(Figure collection entries)
────────────────

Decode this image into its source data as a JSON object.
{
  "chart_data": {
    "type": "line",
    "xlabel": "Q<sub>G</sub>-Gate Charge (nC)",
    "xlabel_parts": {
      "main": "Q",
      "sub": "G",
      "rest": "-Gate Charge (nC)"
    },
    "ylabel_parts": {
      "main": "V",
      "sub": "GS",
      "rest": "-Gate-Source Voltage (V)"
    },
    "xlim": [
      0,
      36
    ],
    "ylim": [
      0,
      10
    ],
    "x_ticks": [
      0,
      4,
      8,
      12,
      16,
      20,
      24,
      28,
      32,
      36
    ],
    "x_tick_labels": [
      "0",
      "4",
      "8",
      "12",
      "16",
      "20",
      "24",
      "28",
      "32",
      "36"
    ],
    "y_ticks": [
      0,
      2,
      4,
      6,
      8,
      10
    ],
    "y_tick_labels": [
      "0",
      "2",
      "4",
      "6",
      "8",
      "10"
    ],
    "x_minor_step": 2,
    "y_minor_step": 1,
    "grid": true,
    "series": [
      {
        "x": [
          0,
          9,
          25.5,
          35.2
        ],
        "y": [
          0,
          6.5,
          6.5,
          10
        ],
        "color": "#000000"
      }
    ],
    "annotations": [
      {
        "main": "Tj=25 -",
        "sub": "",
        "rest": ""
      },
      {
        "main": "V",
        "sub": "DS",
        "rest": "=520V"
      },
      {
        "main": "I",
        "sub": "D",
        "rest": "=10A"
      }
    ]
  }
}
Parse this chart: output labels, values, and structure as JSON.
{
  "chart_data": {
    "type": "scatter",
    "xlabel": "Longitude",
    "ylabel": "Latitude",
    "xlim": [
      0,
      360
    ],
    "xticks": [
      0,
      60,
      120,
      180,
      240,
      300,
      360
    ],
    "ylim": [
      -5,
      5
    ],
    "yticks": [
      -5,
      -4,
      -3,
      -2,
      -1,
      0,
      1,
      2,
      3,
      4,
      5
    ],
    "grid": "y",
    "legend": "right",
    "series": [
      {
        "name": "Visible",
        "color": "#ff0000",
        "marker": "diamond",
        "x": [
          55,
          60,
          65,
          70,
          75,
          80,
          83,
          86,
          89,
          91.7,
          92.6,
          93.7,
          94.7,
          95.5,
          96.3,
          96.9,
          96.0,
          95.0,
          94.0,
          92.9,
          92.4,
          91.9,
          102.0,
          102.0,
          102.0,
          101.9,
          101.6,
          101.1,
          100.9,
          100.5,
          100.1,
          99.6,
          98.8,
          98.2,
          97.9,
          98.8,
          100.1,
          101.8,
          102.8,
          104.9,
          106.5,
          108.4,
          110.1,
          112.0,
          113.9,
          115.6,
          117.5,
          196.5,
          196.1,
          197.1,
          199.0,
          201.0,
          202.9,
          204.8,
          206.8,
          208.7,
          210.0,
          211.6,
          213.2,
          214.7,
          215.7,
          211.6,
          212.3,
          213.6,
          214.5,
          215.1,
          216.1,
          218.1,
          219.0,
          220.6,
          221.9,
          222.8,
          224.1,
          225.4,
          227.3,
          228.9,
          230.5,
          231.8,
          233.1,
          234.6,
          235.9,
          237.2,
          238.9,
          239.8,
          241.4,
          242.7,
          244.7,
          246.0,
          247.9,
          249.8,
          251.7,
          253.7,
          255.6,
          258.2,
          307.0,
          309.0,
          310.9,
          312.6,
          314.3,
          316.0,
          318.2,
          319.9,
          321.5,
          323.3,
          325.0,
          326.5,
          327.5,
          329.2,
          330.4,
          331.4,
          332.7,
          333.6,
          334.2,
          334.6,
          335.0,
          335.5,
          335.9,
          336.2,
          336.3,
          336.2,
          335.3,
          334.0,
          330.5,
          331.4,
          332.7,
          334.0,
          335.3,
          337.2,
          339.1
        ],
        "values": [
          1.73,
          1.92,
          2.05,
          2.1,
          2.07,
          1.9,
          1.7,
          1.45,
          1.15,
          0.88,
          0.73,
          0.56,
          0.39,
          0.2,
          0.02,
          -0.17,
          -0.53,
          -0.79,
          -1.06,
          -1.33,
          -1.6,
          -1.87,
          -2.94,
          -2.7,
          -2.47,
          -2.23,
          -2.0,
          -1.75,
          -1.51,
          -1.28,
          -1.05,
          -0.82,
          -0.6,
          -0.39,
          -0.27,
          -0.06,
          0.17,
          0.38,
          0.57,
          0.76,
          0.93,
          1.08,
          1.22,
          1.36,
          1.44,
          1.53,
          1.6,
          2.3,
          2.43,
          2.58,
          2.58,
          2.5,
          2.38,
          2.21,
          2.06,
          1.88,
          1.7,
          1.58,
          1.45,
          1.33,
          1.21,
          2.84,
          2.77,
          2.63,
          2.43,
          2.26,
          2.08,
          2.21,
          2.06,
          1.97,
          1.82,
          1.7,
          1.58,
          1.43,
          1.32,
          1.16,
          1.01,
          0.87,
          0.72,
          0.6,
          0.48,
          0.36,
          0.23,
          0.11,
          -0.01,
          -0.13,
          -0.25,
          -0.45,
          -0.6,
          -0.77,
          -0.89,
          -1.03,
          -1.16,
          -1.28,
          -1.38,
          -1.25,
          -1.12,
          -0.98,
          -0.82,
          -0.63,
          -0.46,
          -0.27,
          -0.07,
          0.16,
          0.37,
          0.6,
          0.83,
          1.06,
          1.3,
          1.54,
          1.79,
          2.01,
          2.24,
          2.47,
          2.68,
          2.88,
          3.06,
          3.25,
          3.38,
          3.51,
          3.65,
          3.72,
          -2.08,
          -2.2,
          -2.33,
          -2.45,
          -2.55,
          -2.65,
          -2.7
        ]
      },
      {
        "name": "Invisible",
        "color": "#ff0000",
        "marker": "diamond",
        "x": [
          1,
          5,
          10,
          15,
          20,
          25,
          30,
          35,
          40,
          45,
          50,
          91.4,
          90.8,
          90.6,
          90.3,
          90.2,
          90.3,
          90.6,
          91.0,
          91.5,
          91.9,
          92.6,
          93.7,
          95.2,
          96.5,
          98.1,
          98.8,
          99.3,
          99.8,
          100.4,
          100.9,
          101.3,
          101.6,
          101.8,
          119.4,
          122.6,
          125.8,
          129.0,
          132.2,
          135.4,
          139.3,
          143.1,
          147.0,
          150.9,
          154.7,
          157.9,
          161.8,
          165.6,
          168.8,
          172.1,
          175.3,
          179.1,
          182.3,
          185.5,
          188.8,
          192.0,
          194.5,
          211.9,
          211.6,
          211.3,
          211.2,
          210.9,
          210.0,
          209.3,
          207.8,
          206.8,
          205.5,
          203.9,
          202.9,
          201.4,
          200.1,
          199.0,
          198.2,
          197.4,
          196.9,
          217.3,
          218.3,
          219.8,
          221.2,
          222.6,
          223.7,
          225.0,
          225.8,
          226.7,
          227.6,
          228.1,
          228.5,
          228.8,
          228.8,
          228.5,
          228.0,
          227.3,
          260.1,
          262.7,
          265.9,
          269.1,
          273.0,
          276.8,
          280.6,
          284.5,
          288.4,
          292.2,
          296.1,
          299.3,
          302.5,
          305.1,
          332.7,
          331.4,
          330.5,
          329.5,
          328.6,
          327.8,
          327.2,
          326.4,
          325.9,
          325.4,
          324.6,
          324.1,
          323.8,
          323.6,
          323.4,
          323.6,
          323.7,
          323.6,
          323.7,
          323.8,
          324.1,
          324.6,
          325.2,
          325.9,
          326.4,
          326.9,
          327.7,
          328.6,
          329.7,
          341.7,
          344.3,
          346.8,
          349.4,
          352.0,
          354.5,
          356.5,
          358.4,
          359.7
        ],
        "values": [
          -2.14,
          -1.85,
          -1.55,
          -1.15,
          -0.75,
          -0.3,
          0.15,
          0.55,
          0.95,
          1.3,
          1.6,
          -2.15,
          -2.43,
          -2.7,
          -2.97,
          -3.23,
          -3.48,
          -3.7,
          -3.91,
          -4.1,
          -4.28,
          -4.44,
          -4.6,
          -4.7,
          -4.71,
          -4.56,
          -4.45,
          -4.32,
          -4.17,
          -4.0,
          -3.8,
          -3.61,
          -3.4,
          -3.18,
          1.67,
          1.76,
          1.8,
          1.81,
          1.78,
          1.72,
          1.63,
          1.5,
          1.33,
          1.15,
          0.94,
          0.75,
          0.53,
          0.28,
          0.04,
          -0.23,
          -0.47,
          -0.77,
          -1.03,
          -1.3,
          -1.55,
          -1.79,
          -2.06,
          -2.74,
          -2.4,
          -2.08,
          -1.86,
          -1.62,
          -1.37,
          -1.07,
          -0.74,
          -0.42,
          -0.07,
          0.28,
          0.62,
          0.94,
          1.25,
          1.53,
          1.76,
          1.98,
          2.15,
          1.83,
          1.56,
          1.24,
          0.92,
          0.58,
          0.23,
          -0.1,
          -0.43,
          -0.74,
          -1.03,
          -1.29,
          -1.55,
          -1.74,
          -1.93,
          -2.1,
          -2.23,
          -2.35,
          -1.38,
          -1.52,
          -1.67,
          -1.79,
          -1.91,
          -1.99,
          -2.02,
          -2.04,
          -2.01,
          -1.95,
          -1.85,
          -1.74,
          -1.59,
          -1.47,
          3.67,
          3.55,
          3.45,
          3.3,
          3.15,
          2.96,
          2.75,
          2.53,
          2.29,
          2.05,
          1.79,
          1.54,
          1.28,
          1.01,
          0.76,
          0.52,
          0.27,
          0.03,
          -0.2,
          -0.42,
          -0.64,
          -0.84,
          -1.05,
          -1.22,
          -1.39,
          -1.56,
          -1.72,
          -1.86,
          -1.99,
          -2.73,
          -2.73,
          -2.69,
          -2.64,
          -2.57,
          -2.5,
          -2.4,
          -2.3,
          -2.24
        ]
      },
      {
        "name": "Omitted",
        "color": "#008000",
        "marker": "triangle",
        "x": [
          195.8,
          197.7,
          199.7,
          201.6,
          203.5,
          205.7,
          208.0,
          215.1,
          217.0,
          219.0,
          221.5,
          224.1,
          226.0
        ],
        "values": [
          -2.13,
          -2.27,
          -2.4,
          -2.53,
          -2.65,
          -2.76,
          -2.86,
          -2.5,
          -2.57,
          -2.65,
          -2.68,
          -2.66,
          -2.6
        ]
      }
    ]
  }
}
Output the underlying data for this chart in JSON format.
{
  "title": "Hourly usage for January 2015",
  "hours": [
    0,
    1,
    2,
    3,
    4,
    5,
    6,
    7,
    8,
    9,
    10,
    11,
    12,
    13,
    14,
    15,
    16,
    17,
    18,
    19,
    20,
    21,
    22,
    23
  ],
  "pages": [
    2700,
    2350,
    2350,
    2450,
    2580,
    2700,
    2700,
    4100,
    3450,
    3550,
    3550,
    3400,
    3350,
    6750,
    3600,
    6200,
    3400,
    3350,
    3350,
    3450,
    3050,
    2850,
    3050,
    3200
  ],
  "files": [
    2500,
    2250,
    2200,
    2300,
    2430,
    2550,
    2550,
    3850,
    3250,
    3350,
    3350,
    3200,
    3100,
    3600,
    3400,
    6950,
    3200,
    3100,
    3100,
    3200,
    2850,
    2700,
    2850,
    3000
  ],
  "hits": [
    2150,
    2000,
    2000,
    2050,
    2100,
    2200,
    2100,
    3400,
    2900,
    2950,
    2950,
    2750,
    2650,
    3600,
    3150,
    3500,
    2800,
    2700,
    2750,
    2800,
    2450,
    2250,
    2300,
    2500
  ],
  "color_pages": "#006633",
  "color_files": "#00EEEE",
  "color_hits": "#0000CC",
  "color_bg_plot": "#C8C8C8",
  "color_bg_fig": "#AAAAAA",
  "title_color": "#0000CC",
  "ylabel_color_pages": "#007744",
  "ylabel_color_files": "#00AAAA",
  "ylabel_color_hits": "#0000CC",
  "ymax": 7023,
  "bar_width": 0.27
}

────────────────

• PROBLEM TO WORK ON:
List all lines holding the string "name".

• IN RESPONSE:
        "name": "Visible",
        "name": "Invisible",
        "name": "Omitted",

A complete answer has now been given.